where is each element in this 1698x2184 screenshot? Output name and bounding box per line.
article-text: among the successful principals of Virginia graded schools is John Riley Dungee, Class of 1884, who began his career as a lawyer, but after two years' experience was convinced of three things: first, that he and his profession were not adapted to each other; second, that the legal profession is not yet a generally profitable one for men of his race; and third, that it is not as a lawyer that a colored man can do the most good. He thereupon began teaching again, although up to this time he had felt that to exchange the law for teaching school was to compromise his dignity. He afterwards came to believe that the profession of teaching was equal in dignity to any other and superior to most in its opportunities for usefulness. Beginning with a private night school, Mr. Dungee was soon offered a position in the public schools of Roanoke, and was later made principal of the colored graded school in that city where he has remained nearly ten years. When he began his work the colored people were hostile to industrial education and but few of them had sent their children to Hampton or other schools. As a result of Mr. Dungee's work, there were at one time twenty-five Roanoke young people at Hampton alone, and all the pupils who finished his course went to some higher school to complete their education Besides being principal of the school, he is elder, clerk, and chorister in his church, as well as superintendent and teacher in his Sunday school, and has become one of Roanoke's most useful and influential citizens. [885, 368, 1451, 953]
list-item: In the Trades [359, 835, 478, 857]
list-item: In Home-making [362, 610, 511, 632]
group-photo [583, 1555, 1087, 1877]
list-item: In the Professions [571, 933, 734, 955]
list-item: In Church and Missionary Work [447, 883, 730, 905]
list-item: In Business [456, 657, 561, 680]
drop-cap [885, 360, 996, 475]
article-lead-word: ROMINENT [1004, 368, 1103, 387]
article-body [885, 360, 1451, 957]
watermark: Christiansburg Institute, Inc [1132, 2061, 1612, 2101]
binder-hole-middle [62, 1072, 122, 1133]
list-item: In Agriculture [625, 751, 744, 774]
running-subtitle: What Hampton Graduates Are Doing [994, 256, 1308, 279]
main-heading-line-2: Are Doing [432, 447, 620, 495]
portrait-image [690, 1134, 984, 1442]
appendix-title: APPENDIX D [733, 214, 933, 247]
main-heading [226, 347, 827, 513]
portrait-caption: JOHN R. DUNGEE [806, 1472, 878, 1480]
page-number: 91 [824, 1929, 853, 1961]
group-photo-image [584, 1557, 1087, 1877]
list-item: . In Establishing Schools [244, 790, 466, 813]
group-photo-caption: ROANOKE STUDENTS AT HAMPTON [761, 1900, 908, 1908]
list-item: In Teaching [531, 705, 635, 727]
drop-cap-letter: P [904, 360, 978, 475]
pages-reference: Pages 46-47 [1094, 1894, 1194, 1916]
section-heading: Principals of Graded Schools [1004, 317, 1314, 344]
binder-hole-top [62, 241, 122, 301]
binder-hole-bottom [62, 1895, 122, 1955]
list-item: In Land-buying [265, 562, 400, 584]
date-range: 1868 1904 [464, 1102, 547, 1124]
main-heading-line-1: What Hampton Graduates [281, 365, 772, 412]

===============

_Exercise prompt_. Could you copy out every line of the row above, word for word and in the same order?

_Final result_.
where is each element in this 1698x2184 screenshot? Output name and bounding box per line.
article-text: among the successful principals of Virginia graded schools is John Riley Dungee, Class of 1884, who began his career as a lawyer, but after two years' experience was convinced of three things: first, that he and his profession were not adapted to each other; second, that the legal profession is not yet a generally profitable one for men of his race; and third, that it is not as a lawyer that a colored man can do the most good. He thereupon began teaching again, although up to this time he had felt that to exchange the law for teaching school was to compromise his dignity. He afterwards came to believe that the profession of teaching was equal in dignity to any other and superior to most in its opportunities for usefulness. Beginning with a private night school, Mr. Dungee was soon offered a position in the public schools of Roanoke, and was later made principal of the colored graded school in that city where he has remained nearly ten years. When he began his work the colored people were hostile to industrial education and but few of them had sent their children to Hampton or other schools. As a result of Mr. Dungee's work, there were at one time twenty-five Roanoke young people at Hampton alone, and all the pupils who finished his course went to some higher school to complete their education Besides being principal of the school, he is elder, clerk, and chorister in his church, as well as superintendent and teacher in his Sunday school, and has become one of Roanoke's most useful and influential citizens. [885, 368, 1451, 953]
list-item: In the Trades [359, 835, 478, 857]
list-item: In Home-making [362, 610, 511, 632]
group-photo [583, 1555, 1087, 1877]
list-item: In the Professions [571, 933, 734, 955]
list-item: In Church and Missionary Work [447, 883, 730, 905]
list-item: In Business [456, 657, 561, 680]
drop-cap [885, 360, 996, 475]
article-lead-word: ROMINENT [1004, 368, 1103, 387]
article-body [885, 360, 1451, 957]
watermark: Christiansburg Institute, Inc [1132, 2061, 1612, 2101]
binder-hole-middle [62, 1072, 122, 1133]
list-item: In Agriculture [625, 751, 744, 774]
running-subtitle: What Hampton Graduates Are Doing [994, 256, 1308, 279]
main-heading-line-2: Are Doing [432, 447, 620, 495]
portrait-image [690, 1134, 984, 1442]
appendix-title: APPENDIX D [733, 214, 933, 247]
main-heading [226, 347, 827, 513]
portrait-caption: JOHN R. DUNGEE [806, 1472, 878, 1480]
page-number: 91 [824, 1929, 853, 1961]
group-photo-image [584, 1557, 1087, 1877]
list-item: . In Establishing Schools [244, 790, 466, 813]
group-photo-caption: ROANOKE STUDENTS AT HAMPTON [761, 1900, 908, 1908]
list-item: In Teaching [531, 705, 635, 727]
drop-cap-letter: P [904, 360, 978, 475]
pages-reference: Pages 46-47 [1094, 1894, 1194, 1916]
section-heading: Principals of Graded Schools [1004, 317, 1314, 344]
binder-hole-top [62, 241, 122, 301]
binder-hole-bottom [62, 1895, 122, 1955]
list-item: In Land-buying [265, 562, 400, 584]
date-range: 1868 1904 [464, 1102, 547, 1124]
main-heading-line-1: What Hampton Graduates [281, 365, 772, 412]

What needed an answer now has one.